[Data excerpts]

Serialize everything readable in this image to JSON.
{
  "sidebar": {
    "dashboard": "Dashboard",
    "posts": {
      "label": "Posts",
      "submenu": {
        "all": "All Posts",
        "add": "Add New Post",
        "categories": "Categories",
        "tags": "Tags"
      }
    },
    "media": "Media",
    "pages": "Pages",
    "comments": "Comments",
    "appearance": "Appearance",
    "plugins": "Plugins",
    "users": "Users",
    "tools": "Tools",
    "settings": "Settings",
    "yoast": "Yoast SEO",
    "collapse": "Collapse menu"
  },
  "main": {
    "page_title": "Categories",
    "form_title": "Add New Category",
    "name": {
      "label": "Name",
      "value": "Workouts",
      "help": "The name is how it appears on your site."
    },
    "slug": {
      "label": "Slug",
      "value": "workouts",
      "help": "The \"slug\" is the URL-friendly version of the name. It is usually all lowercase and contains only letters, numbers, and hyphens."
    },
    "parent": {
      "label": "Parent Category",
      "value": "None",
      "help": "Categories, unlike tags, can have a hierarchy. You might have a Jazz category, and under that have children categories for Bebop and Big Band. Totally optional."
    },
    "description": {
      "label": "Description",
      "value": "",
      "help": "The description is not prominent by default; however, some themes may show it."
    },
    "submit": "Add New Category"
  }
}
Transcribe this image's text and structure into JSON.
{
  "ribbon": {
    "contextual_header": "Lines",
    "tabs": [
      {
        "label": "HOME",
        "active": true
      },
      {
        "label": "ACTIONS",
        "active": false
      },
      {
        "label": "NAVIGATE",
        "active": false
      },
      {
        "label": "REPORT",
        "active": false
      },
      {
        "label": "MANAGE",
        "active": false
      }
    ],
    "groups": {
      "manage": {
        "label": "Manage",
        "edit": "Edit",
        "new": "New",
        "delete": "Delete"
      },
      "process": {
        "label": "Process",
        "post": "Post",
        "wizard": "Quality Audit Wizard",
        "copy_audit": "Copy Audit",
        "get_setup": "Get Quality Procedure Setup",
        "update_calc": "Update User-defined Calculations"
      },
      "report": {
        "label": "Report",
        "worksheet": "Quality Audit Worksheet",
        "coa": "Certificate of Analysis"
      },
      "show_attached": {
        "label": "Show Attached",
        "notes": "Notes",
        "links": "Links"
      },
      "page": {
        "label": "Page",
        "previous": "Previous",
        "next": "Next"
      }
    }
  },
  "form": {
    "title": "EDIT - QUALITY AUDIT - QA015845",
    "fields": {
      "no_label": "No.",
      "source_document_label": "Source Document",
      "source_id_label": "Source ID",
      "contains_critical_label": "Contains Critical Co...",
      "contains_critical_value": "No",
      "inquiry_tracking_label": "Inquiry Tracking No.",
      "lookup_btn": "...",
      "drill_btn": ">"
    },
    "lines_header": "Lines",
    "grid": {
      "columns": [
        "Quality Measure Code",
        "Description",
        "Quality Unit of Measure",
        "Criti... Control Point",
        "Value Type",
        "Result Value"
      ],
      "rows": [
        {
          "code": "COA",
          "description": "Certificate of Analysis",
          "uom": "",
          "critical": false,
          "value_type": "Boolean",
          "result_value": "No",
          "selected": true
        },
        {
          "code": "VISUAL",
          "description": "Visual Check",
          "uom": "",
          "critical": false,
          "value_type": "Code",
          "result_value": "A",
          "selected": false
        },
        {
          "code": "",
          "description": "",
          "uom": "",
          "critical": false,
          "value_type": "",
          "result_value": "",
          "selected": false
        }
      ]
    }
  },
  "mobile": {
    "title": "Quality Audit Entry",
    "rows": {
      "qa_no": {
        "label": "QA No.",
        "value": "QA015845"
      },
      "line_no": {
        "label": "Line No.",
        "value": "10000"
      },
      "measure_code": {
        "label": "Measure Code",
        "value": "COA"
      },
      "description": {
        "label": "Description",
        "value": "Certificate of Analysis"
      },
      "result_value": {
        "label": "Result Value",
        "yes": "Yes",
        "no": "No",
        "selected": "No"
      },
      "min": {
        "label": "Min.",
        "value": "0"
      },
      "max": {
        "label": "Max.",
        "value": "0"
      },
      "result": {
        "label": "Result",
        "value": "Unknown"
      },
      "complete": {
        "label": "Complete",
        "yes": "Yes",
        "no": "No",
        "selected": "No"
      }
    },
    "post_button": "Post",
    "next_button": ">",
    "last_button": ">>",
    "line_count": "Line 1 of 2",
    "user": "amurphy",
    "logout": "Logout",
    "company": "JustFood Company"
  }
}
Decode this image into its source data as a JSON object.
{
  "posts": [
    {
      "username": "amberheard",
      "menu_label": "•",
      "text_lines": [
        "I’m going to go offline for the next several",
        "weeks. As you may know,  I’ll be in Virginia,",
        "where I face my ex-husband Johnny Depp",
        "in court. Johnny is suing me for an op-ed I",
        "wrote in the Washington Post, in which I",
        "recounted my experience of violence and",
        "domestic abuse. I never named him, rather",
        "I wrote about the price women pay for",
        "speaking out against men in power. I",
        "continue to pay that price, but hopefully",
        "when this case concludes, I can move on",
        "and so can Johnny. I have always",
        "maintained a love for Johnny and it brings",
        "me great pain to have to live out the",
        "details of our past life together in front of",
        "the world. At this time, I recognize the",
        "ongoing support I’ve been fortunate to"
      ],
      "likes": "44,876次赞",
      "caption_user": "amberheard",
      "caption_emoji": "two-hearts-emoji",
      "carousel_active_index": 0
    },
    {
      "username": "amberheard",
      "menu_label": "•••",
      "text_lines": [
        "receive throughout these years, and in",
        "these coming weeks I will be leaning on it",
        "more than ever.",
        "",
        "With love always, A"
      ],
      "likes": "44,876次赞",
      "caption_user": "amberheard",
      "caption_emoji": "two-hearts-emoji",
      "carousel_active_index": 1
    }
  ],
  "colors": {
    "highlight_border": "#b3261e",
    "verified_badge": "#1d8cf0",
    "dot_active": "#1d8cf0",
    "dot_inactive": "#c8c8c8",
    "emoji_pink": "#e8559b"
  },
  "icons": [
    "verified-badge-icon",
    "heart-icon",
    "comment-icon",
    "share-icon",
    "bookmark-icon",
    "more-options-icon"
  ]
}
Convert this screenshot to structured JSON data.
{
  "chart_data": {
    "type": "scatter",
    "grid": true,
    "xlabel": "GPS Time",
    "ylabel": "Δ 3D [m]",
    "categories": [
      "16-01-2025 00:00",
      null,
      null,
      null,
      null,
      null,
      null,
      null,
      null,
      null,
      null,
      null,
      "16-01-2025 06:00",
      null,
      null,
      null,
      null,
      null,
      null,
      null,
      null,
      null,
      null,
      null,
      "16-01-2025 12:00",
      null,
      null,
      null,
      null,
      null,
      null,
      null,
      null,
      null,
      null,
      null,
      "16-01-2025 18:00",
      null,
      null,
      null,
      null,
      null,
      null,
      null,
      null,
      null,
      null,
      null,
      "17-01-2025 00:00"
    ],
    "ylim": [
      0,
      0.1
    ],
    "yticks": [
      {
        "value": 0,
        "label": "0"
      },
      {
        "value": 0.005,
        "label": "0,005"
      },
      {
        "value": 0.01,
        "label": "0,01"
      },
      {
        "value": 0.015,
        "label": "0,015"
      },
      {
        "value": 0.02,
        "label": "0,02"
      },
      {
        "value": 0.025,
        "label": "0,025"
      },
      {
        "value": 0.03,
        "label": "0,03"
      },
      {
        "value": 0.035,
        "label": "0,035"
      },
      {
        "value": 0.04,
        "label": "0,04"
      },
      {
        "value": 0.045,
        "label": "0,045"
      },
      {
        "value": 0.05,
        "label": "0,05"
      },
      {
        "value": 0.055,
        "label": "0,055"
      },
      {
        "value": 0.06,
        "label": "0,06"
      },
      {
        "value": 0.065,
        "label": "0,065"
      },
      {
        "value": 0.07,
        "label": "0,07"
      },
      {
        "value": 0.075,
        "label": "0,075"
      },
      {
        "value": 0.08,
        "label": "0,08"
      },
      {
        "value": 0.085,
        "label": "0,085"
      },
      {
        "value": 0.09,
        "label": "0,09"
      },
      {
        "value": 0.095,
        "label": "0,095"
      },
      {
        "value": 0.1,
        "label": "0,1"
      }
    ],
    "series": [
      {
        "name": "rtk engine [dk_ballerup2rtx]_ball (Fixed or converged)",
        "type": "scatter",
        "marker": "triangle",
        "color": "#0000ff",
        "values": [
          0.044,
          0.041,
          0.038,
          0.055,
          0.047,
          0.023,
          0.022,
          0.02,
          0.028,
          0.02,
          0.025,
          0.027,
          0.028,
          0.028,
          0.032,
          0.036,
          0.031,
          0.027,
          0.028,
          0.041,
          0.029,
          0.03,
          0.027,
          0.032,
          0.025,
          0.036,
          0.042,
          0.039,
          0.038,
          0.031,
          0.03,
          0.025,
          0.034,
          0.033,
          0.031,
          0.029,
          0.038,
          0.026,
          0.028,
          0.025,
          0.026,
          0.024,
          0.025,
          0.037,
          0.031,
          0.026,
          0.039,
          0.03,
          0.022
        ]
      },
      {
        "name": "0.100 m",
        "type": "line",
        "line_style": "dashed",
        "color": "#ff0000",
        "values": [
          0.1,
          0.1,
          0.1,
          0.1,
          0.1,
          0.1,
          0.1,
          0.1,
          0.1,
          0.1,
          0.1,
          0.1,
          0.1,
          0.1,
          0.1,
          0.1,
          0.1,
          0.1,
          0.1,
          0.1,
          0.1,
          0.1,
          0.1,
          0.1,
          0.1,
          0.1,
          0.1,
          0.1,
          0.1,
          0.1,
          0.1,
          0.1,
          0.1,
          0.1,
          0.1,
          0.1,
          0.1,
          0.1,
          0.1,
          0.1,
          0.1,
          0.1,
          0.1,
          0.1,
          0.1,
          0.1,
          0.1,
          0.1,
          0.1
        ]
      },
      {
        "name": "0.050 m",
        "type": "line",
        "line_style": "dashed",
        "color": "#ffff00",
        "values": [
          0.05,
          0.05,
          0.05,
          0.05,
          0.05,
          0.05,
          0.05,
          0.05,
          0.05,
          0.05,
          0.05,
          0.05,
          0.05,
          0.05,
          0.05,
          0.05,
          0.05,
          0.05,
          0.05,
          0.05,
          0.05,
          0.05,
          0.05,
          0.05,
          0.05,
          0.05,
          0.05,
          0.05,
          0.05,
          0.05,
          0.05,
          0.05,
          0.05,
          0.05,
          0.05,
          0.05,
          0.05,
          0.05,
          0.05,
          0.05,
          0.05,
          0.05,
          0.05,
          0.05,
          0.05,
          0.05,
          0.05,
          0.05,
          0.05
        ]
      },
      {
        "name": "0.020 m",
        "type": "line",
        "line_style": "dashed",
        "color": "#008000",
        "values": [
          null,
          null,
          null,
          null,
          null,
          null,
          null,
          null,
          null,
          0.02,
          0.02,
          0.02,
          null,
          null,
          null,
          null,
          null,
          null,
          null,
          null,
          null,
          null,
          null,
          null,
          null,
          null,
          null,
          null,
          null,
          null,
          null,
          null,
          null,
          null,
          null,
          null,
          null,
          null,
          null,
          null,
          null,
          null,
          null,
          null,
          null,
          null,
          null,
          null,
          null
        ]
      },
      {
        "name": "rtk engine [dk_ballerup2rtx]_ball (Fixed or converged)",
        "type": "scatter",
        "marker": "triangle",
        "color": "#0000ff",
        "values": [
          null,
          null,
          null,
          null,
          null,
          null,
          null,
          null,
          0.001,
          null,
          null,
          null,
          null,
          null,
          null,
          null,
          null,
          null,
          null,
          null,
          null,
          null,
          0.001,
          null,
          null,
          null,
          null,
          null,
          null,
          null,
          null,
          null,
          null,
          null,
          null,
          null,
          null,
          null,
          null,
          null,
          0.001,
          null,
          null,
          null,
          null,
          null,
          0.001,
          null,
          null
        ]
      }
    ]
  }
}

What this task involves – From the entries above, extract each line containing "that".

Answer in full –
      "help": "Categories, unlike tags, can have a hierarchy. You might have a Jazz category, and under that have children categories for Bebop and Big Band. Totally optional."
        "continue to pay that price, but hopefully",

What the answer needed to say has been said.